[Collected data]
════

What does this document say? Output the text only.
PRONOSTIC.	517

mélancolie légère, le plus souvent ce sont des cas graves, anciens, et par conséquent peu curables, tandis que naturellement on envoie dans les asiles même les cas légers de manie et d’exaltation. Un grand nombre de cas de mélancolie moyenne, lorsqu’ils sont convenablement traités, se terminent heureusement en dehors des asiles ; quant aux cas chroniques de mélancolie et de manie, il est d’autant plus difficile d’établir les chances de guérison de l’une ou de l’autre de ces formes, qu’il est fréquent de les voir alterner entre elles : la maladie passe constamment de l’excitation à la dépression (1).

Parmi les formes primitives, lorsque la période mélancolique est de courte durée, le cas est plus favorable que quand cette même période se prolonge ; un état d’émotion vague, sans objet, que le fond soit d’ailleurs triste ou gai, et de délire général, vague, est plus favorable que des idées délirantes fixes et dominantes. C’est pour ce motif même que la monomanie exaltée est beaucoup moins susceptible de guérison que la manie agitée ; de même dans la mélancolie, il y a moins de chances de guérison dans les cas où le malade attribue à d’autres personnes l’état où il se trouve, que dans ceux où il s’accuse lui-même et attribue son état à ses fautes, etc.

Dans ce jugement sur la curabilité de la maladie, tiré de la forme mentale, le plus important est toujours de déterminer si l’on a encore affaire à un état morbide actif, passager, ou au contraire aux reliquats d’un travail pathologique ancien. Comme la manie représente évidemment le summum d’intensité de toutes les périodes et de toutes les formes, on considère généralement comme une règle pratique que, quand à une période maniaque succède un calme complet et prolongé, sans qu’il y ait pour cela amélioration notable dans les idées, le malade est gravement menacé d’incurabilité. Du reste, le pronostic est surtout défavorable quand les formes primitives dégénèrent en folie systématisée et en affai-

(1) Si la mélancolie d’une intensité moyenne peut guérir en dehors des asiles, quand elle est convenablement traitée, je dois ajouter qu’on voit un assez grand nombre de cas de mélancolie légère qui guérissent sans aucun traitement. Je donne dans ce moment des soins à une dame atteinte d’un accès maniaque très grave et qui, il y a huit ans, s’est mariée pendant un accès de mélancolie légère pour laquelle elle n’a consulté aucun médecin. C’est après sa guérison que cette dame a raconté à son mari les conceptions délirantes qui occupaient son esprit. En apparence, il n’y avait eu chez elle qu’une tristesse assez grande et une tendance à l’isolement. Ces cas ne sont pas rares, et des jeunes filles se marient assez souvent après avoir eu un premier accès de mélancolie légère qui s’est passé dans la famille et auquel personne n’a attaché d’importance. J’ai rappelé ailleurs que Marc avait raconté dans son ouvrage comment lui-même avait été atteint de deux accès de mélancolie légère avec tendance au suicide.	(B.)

════

* **WHAT NEEDS TO BE DONE**: Type out the entries again, word for word.

* **SOLUTION FOR THIS EXERCISE**:
What does this document say? Output the text only.
PRONOSTIC.	517

mélancolie légère, le plus souvent ce sont des cas graves, anciens, et par conséquent peu curables, tandis que naturellement on envoie dans les asiles même les cas légers de manie et d’exaltation. Un grand nombre de cas de mélancolie moyenne, lorsqu’ils sont convenablement traités, se terminent heureusement en dehors des asiles ; quant aux cas chroniques de mélancolie et de manie, il est d’autant plus difficile d’établir les chances de guérison de l’une ou de l’autre de ces formes, qu’il est fréquent de les voir alterner entre elles : la maladie passe constamment de l’excitation à la dépression (1).

Parmi les formes primitives, lorsque la période mélancolique est de courte durée, le cas est plus favorable que quand cette même période se prolonge ; un état d’émotion vague, sans objet, que le fond soit d’ailleurs triste ou gai, et de délire général, vague, est plus favorable que des idées délirantes fixes et dominantes. C’est pour ce motif même que la monomanie exaltée est beaucoup moins susceptible de guérison que la manie agitée ; de même dans la mélancolie, il y a moins de chances de guérison dans les cas où le malade attribue à d’autres personnes l’état où il se trouve, que dans ceux où il s’accuse lui-même et attribue son état à ses fautes, etc.

Dans ce jugement sur la curabilité de la maladie, tiré de la forme mentale, le plus important est toujours de déterminer si l’on a encore affaire à un état morbide actif, passager, ou au contraire aux reliquats d’un travail pathologique ancien. Comme la manie représente évidemment le summum d’intensité de toutes les périodes et de toutes les formes, on considère généralement comme une règle pratique que, quand à une période maniaque succède un calme complet et prolongé, sans qu’il y ait pour cela amélioration notable dans les idées, le malade est gravement menacé d’incurabilité. Du reste, le pronostic est surtout défavorable quand les formes primitives dégénèrent en folie systématisée et en affai-

(1) Si la mélancolie d’une intensité moyenne peut guérir en dehors des asiles, quand elle est convenablement traitée, je dois ajouter qu’on voit un assez grand nombre de cas de mélancolie légère qui guérissent sans aucun traitement. Je donne dans ce moment des soins à une dame atteinte d’un accès maniaque très grave et qui, il y a huit ans, s’est mariée pendant un accès de mélancolie légère pour laquelle elle n’a consulté aucun médecin. C’est après sa guérison que cette dame a raconté à son mari les conceptions délirantes qui occupaient son esprit. En apparence, il n’y avait eu chez elle qu’une tristesse assez grande et une tendance à l’isolement. Ces cas ne sont pas rares, et des jeunes filles se marient assez souvent après avoir eu un premier accès de mélancolie légère qui s’est passé dans la famille et auquel personne n’a attaché d’importance. J’ai rappelé ailleurs que Marc avait raconté dans son ouvrage comment lui-même avait été atteint de deux accès de mélancolie légère avec tendance au suicide.	(B.)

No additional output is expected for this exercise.